[Written task] Check each line below for "Figure" and report how many have it, nothing else.

━━ Available records

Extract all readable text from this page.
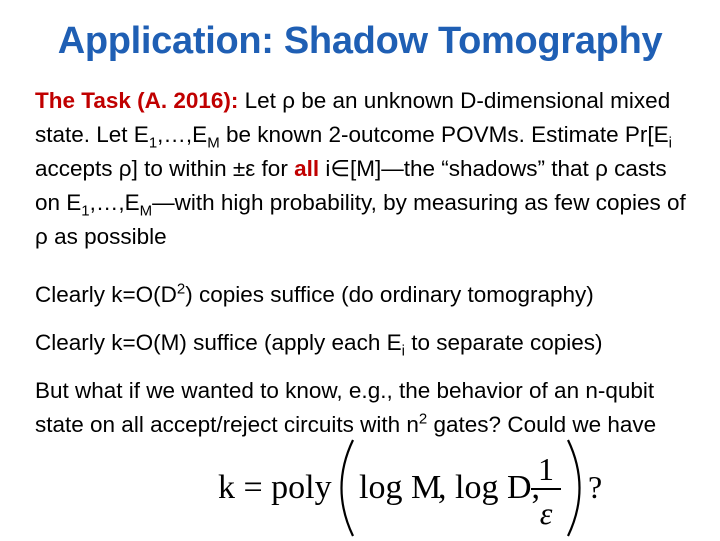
Application: Shadow Tomography
The Task (A. 2016): Let ρ be an unknown D-dimensional mixed state. Let $E_1,\dots,E_M$ be known 2-outcome POVMs. Estimate $Pr[E_i$ accepts ρ] to within ±ε for all i∈[M]—the “shadows” that ρ casts on $E_1,\dots,E_M—with$ high probability, by measuring as few copies of ρ as possible
Clearly $k=O(D^2)$ copies suffice (do ordinary tomography)
Clearly k=O(M) suffice (apply each $E_i$ to separate copies)
But what if we wanted to know, e.g., the behavior of an n-qubit state on all accept/reject circuits with $n^2$ gates? Could we have
k = poly log M
, log D,
1
ε
?
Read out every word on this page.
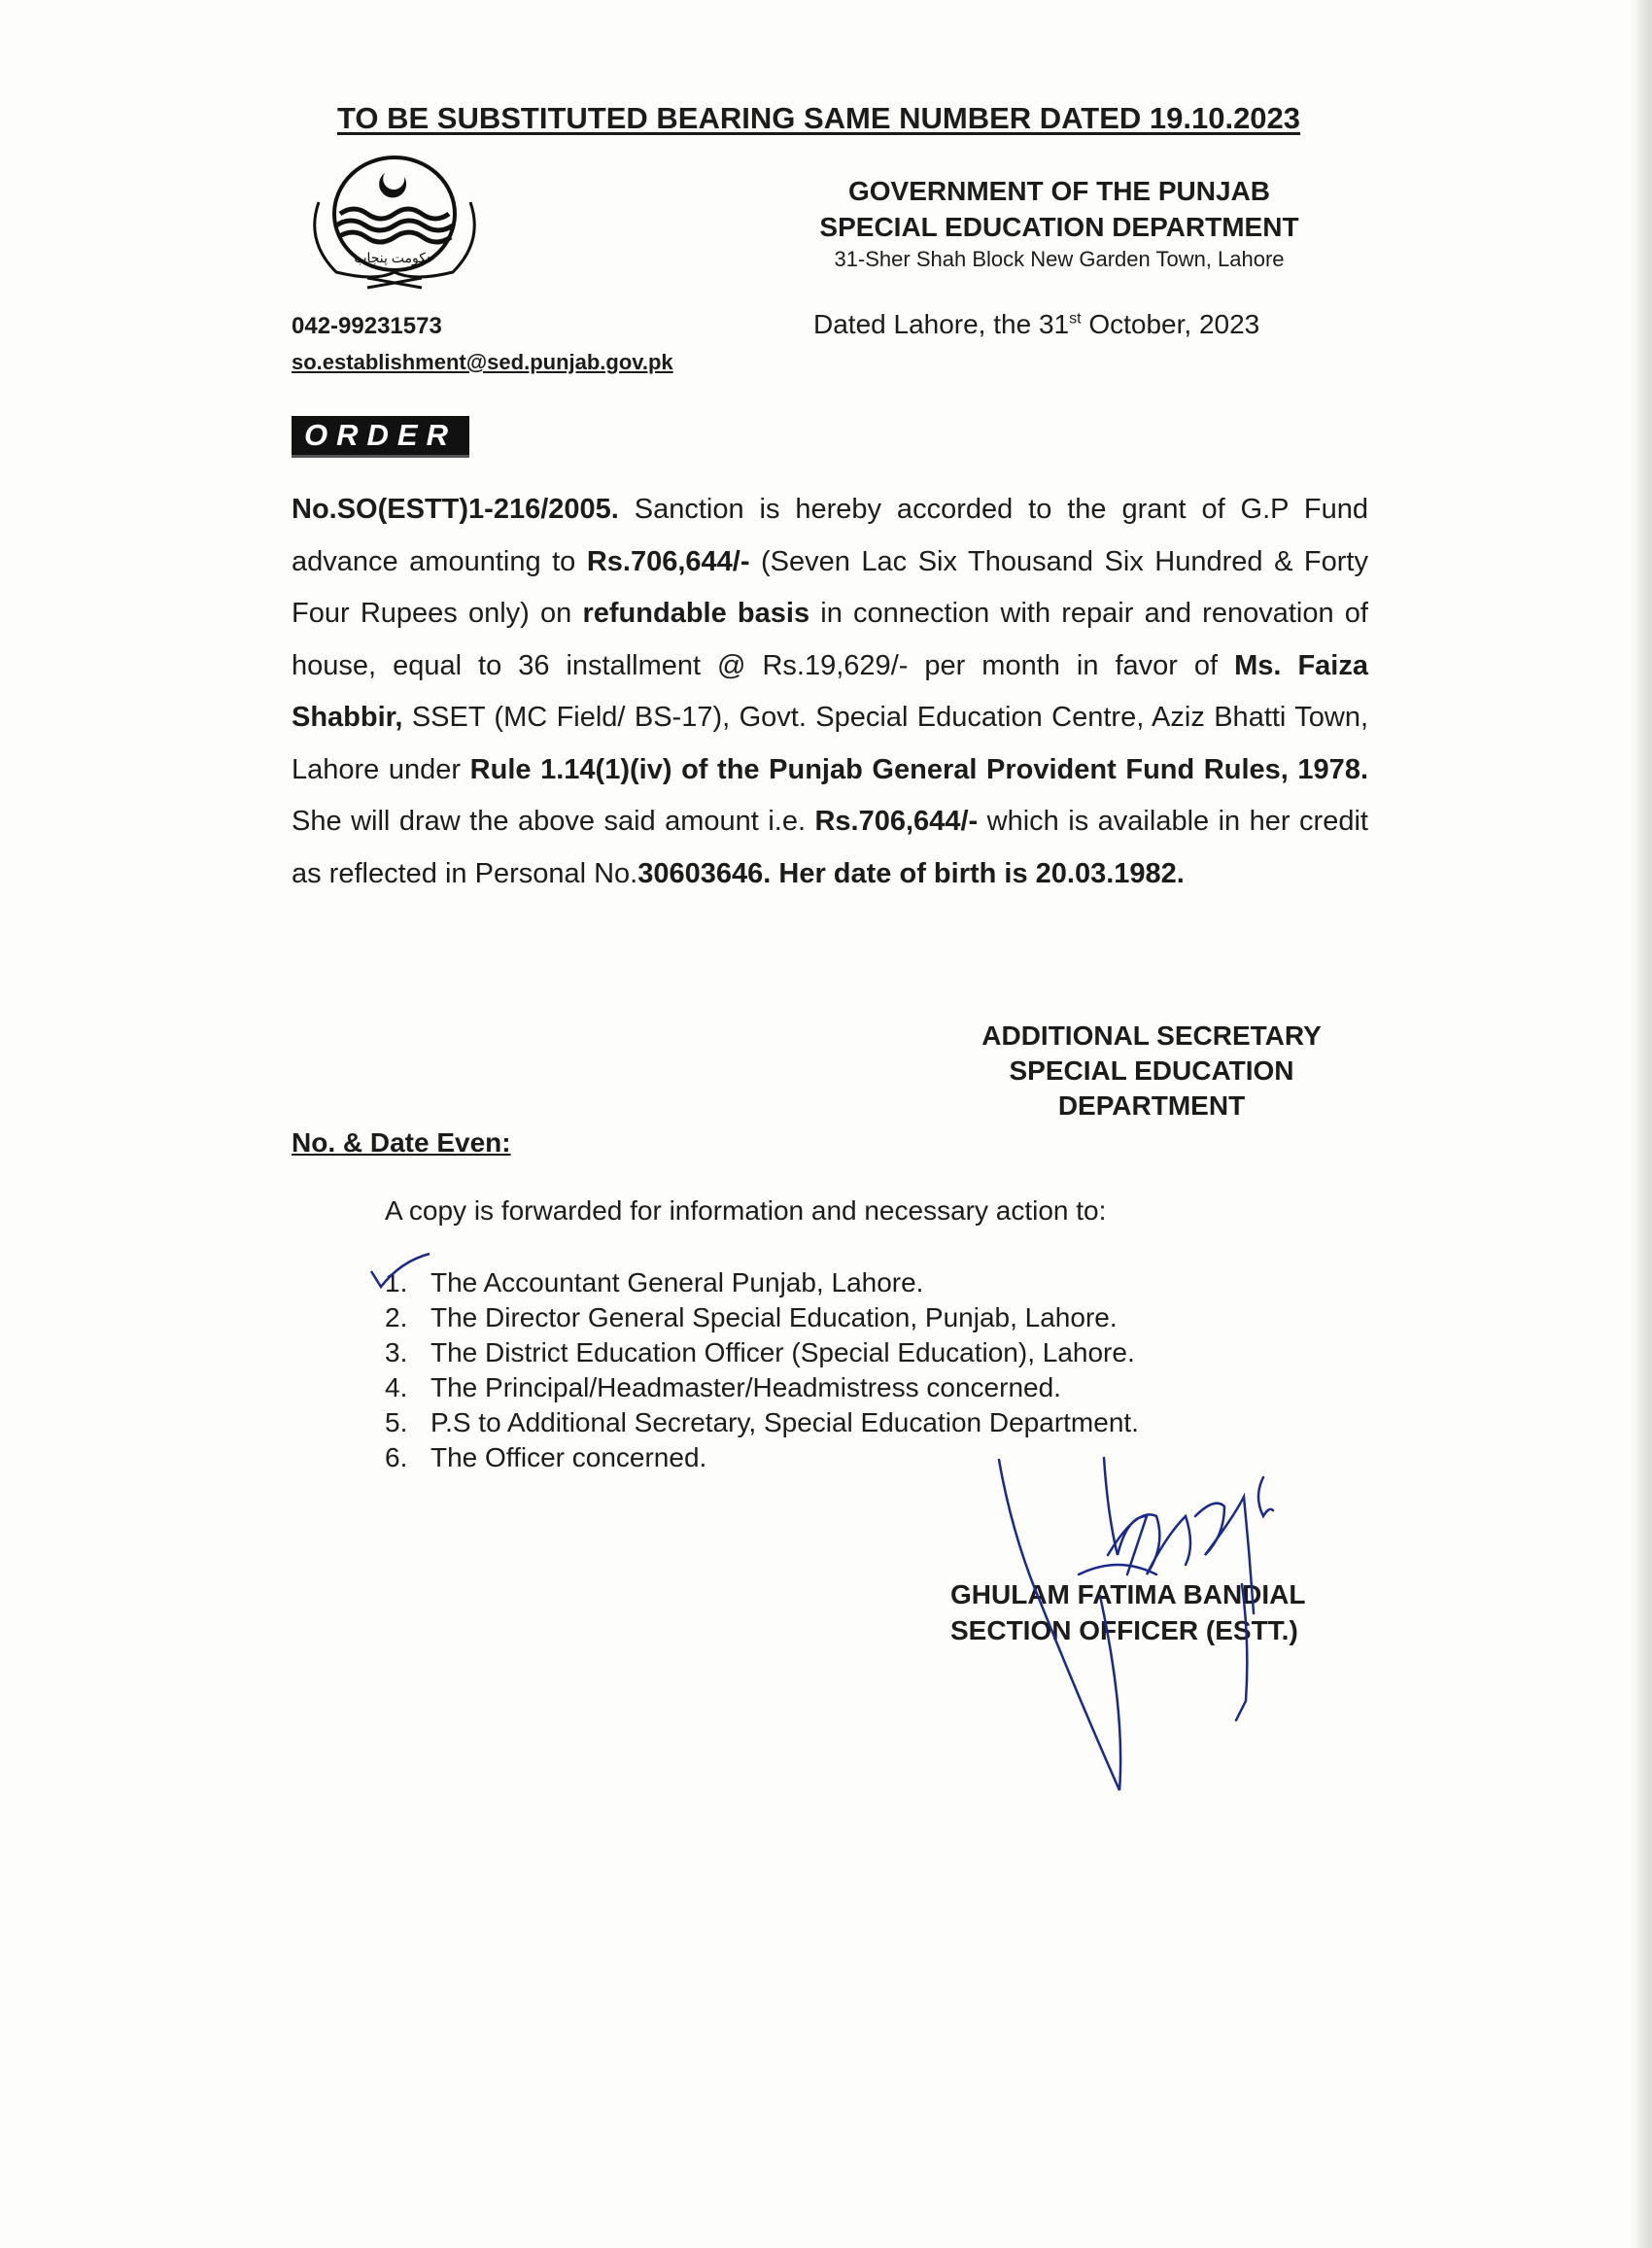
TO BE SUBSTITUTED BEARING SAME NUMBER DATED 19.10.2023
حکومت پنجاب
GOVERNMENT OF THE PUNJAB
SPECIAL EDUCATION DEPARTMENT
31-Sher Shah Block New Garden Town, Lahore
042-99231573
so.establishment@sed.punjab.gov.pk
Dated Lahore, the 31st October, 2023
ORDER
No.SO(ESTT)1-216/2005. Sanction is hereby accorded to the grant of G.P Fund advance amounting to Rs.706,644/- (Seven Lac Six Thousand Six Hundred & Forty Four Rupees only) on refundable basis in connection with repair and renovation of house, equal to 36 installment @ Rs.19,629/- per month in favor of Ms. Faiza Shabbir, SSET (MC Field/ BS-17), Govt. Special Education Centre, Aziz Bhatti Town, Lahore under Rule 1.14(1)(iv) of the Punjab General Provident Fund Rules, 1978. She will draw the above said amount i.e. Rs.706,644/- which is available in her credit as reflected in Personal No.30603646. Her date of birth is 20.03.1982.
ADDITIONAL SECRETARY
SPECIAL EDUCATION
DEPARTMENT
No. & Date Even:
A copy is forwarded for information and necessary action to:
1. The Accountant General Punjab, Lahore.
2. The Director General Special Education, Punjab, Lahore.
3. The District Education Officer (Special Education), Lahore.
4. The Principal/Headmaster/Headmistress concerned.
5. P.S to Additional Secretary, Special Education Department.
6. The Officer concerned.
GHULAM FATIMA BANDIAL
SECTION OFFICER (ESTT.)
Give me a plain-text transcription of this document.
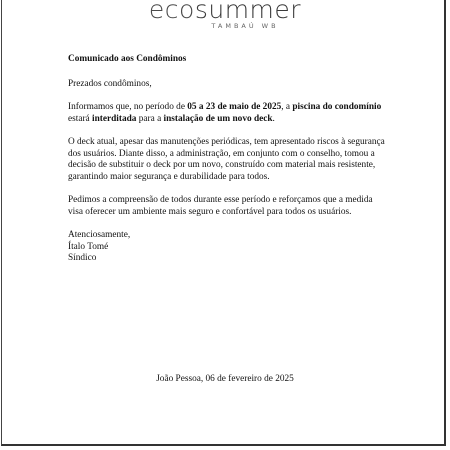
ecosummer
TAMBAÚ WB
Comunicado aos Condôminos

Prezados condôminos,

Informamos que, no período de 05 a 23 de maio de 2025, a piscina do condomínio estará interditada para a instalação de um novo deck.

O deck atual, apesar das manutenções periódicas, tem apresentado riscos à segurança dos usuários. Diante disso, a administração, em conjunto com o conselho, tomou a decisão de substituir o deck por um novo, construído com material mais resistente, garantindo maior segurança e durabilidade para todos.

Pedimos a compreensão de todos durante esse período e reforçamos que a medida visa oferecer um ambiente mais seguro e confortável para todos os usuários.

Atenciosamente,

Ítalo Tomé

Síndico

João Pessoa, 06 de fevereiro de 2025
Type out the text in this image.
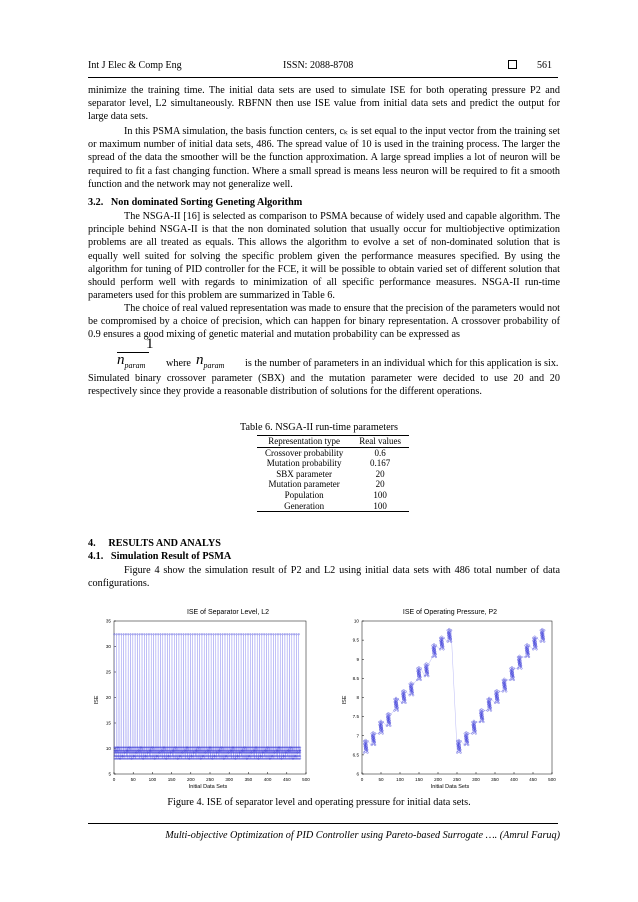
Int J Elec & Comp Eng	ISSN: 2088-8708	561

minimize the training time. The initial data sets are used to simulate ISE for both operating pressure P2 and separator level, L2 simultaneously. RBFNN then use ISE value from initial data sets and predict the output for large data sets.

In this PSMA simulation, the basis function centers, cₖ is set equal to the input vector from the training set or maximum number of initial data sets, 486. The spread value of 10 is used in the training process. The larger the spread of the data the smoother will be the function approximation. A large spread implies a lot of neuron will be required to fit a fast changing function. Where a small spread is means less neuron will be required to fit a smooth function and the network may not generalize well.

3.2.   Non dominated Sorting Geneting Algorithm

The NSGA-II [16] is selected as comparison to PSMA because of widely used and capable algorithm. The principle behind NSGA-II is that the non dominated solution that usually occur for multiobjective optimization problems are all treated as equals. This allows the algorithm to evolve a set of non-dominated solution that is equally well suited for solving the specific problem given the performance measures specified. By using the algorithm for tuning of PID controller for the FCE, it will be possible to obtain varied set of different solution that should perform well with regards to minimization of all specific performance measures. NSGA-II run-time parameters used for this problem are summarized in Table 6.

The choice of real valued representation was made to ensure that the precision of the parameters would not be compromised by a choice of precision, which can happen for binary representation. A crossover probability of 0.9 ensures a good mixing of genetic material and mutation probability can be expressed as

1
$n_{param}$ where $n_{param}$ is the number of parameters in an individual which for this application is six.

Simulated binary crossover parameter (SBX) and the mutation parameter were decided to use 20 and 20 respectively since they provide a reasonable distribution of solutions for the different operations.

Table 6. NSGA-II run-time parameters
Representation type	Real values
Crossover probability	0.6
Mutation probability	0.167
SBX parameter	20
Mutation parameter	20
Population	100
Generation	100

4.     RESULTS AND ANALYS

4.1.   Simulation Result of PSMA

Figure 4 show the simulation result of P2 and L2 using initial data sets with 486 total number of data configurations.

ISE of Separator Level, L2
Initial Data Sets
ISE
0	50	100	150	200	250	300	350	400	450	500
5
10
15
20
25
30
35
ISE of Operating Pressure, P2
Initial Data Sets
ISE
0	50	100 150 200 250 300 350 400 450 500
6
6.5
7
7.5
8
8.5
9
9.5
10
Figure 4. ISE of separator level and operating pressure for initial data sets.
Multi-objective Optimization of PID Controller using Pareto-based Surrogate …. (Amrul Faruq)
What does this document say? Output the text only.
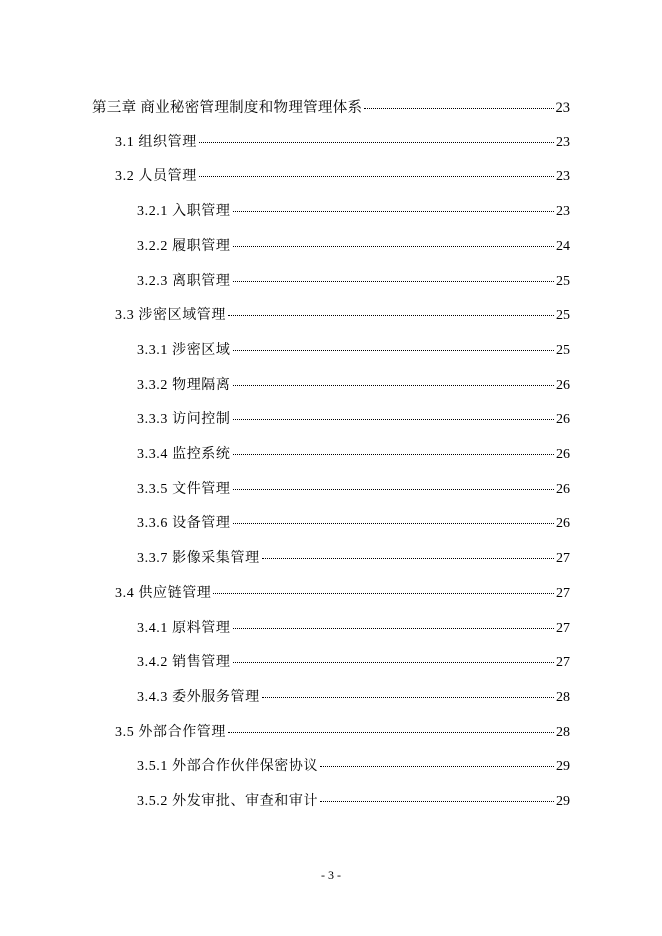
第三章 商业秘密管理制度和物理管理体系	23
3.1 组织管理	23
3.2 人员管理	23
3.2.1 入职管理	23
3.2.2 履职管理	24
3.2.3 离职管理	25
3.3 涉密区域管理	25
3.3.1 涉密区域	25
3.3.2 物理隔离	26
3.3.3 访问控制	26
3.3.4 监控系统	26
3.3.5 文件管理	26
3.3.6 设备管理	26
3.3.7 影像采集管理	27
3.4 供应链管理	27
3.4.1 原料管理	27
3.4.2 销售管理	27
3.4.3 委外服务管理	28
3.5 外部合作管理	28
3.5.1 外部合作伙伴保密协议	29
3.5.2 外发审批、审查和审计	29
- 3 -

━━━━

[Exercise output] 2